- Problem to solve: Print every entry word for word, but omit the pictures.

- Given information:
○ ○ ○
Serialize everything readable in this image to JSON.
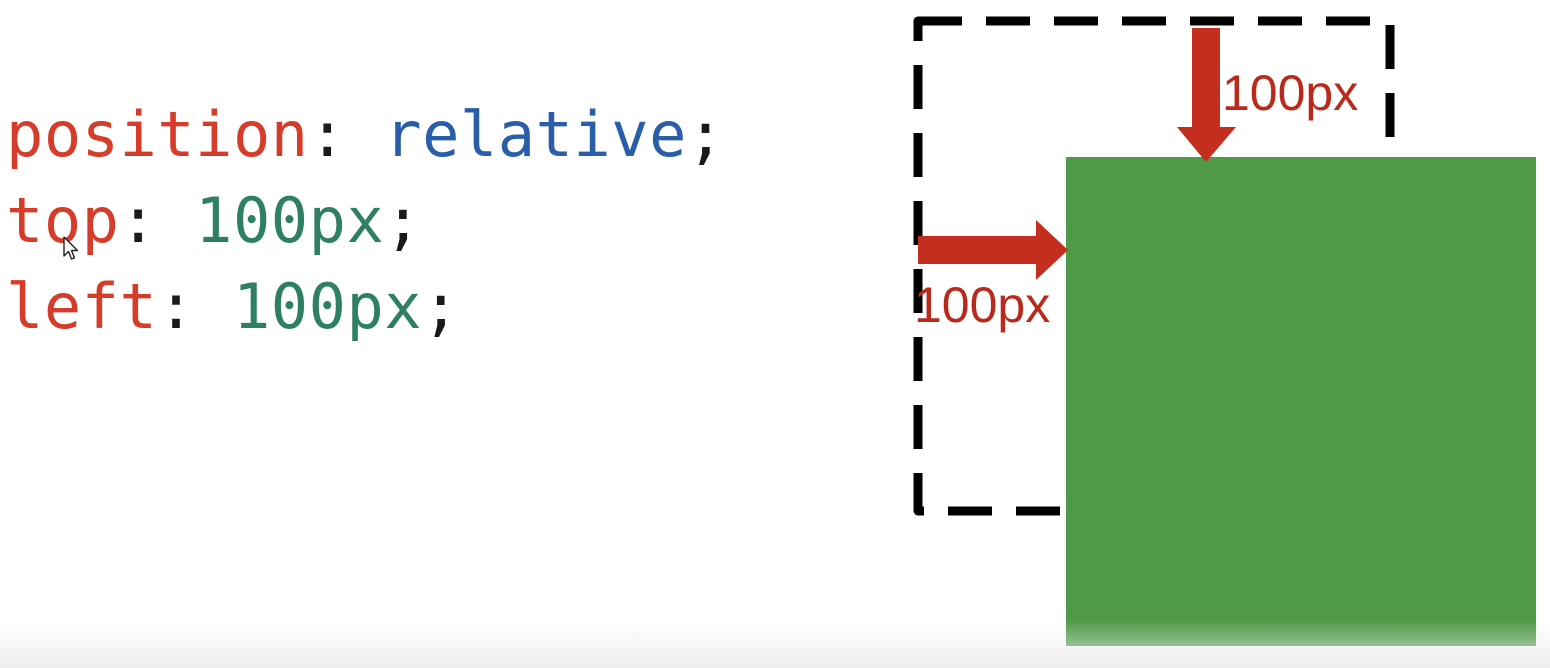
{
  "code": {
    "line1": {
      "property": "position",
      "colon": ": ",
      "value": "relative",
      "semicolon": ";"
    },
    "line2": {
      "property": "top",
      "colon": ": ",
      "value": "100px",
      "semicolon": ";"
    },
    "line3": {
      "property": "left",
      "colon": ": ",
      "value": "100px",
      "semicolon": ";"
    }
  },
  "diagram": {
    "top_offset_label": "100px",
    "left_offset_label": "100px"
  },
  "icons": {
    "cursor": "mouse-pointer-icon"
  },
  "colors": {
    "property": "#d63c2a",
    "keyword": "#2a5ea8",
    "number": "#2f8062",
    "box_fill": "#4f9a47",
    "arrow": "#c42e1f",
    "dashed_outline": "#000000"
  }
}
○ ○ ○
- Output for this exercise:
Serialize everything readable in this image to JSON.
{
  "code": {
    "line1": {
      "property": "position",
      "colon": ": ",
      "value": "relative",
      "semicolon": ";"
    },
    "line2": {
      "property": "top",
      "colon": ": ",
      "value": "100px",
      "semicolon": ";"
    },
    "line3": {
      "property": "left",
      "colon": ": ",
      "value": "100px",
      "semicolon": ";"
    }
  },
  "diagram": {
    "top_offset_label": "100px",
    "left_offset_label": "100px"
  },
  "icons": {
    "cursor": "mouse-pointer-icon"
  },
  "colors": {
    "property": "#d63c2a",
    "keyword": "#2a5ea8",
    "number": "#2f8062",
    "box_fill": "#4f9a47",
    "arrow": "#c42e1f",
    "dashed_outline": "#000000"
  }
}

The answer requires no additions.